Dataset items:
══════════════════════════════
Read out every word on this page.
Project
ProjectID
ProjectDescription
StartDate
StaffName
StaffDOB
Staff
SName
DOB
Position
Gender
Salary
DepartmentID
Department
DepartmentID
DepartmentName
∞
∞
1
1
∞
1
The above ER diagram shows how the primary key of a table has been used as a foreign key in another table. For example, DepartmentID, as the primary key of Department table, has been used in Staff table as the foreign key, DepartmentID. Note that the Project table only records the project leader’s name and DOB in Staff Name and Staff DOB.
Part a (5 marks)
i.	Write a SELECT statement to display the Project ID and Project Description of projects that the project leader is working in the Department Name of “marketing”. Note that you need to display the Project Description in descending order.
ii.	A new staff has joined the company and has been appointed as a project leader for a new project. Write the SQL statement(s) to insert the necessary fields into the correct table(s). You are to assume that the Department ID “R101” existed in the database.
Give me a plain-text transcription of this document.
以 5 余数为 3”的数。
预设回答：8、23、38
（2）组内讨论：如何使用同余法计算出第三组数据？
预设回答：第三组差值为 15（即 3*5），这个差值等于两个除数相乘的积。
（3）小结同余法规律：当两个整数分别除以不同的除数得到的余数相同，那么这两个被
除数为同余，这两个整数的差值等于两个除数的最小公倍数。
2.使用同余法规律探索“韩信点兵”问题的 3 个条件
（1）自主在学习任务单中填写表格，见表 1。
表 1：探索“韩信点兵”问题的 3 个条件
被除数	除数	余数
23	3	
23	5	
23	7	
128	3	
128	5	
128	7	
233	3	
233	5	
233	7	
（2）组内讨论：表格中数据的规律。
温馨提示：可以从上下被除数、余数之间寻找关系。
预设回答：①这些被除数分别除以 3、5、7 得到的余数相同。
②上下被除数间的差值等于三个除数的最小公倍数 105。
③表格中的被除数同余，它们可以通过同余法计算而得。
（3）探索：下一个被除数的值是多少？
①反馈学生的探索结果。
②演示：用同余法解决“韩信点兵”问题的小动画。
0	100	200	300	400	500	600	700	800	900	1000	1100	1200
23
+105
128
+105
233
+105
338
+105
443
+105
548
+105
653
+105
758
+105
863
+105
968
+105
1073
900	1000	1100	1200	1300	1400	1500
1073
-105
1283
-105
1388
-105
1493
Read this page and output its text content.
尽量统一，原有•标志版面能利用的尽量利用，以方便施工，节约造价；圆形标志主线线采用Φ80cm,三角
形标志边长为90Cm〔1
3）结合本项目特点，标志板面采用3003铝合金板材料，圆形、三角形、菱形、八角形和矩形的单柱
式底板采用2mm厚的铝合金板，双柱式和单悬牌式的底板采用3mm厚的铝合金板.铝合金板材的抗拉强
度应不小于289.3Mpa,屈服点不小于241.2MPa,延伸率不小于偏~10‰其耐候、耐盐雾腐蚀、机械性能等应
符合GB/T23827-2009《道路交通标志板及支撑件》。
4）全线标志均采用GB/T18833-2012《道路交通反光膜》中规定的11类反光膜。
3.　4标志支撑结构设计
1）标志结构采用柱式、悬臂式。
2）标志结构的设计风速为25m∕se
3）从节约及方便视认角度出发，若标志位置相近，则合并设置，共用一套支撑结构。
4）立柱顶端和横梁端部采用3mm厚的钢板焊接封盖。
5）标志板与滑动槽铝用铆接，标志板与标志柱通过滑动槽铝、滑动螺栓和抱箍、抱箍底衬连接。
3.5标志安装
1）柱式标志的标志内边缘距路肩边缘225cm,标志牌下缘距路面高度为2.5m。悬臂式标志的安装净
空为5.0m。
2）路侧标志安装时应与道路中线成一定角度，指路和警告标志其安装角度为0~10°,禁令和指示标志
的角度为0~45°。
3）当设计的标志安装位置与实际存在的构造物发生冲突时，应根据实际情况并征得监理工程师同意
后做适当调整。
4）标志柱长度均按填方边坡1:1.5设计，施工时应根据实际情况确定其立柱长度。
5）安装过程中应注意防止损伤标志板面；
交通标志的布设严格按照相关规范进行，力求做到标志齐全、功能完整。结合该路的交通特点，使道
══════════════════════════════
» **Exercise aim**
Only the lines from the one with "Read this page and output its text content." through the end of the material are wanted; copy them exactly, both ends included.

» **Exercise output**
Read this page and output its text content.
尽量统一，原有•标志版面能利用的尽量利用，以方便施工，节约造价；圆形标志主线线采用Φ80cm,三角
形标志边长为90Cm〔1
3）结合本项目特点，标志板面采用3003铝合金板材料，圆形、三角形、菱形、八角形和矩形的单柱
式底板采用2mm厚的铝合金板，双柱式和单悬牌式的底板采用3mm厚的铝合金板.铝合金板材的抗拉强
度应不小于289.3Mpa,屈服点不小于241.2MPa,延伸率不小于偏~10‰其耐候、耐盐雾腐蚀、机械性能等应
符合GB/T23827-2009《道路交通标志板及支撑件》。
4）全线标志均采用GB/T18833-2012《道路交通反光膜》中规定的11类反光膜。
3.　4标志支撑结构设计
1）标志结构采用柱式、悬臂式。
2）标志结构的设计风速为25m∕se
3）从节约及方便视认角度出发，若标志位置相近，则合并设置，共用一套支撑结构。
4）立柱顶端和横梁端部采用3mm厚的钢板焊接封盖。
5）标志板与滑动槽铝用铆接，标志板与标志柱通过滑动槽铝、滑动螺栓和抱箍、抱箍底衬连接。
3.5标志安装
1）柱式标志的标志内边缘距路肩边缘225cm,标志牌下缘距路面高度为2.5m。悬臂式标志的安装净
空为5.0m。
2）路侧标志安装时应与道路中线成一定角度，指路和警告标志其安装角度为0~10°,禁令和指示标志
的角度为0~45°。
3）当设计的标志安装位置与实际存在的构造物发生冲突时，应根据实际情况并征得监理工程师同意
后做适当调整。
4）标志柱长度均按填方边坡1:1.5设计，施工时应根据实际情况确定其立柱长度。
5）安装过程中应注意防止损伤标志板面；
交通标志的布设严格按照相关规范进行，力求做到标志齐全、功能完整。结合该路的交通特点，使道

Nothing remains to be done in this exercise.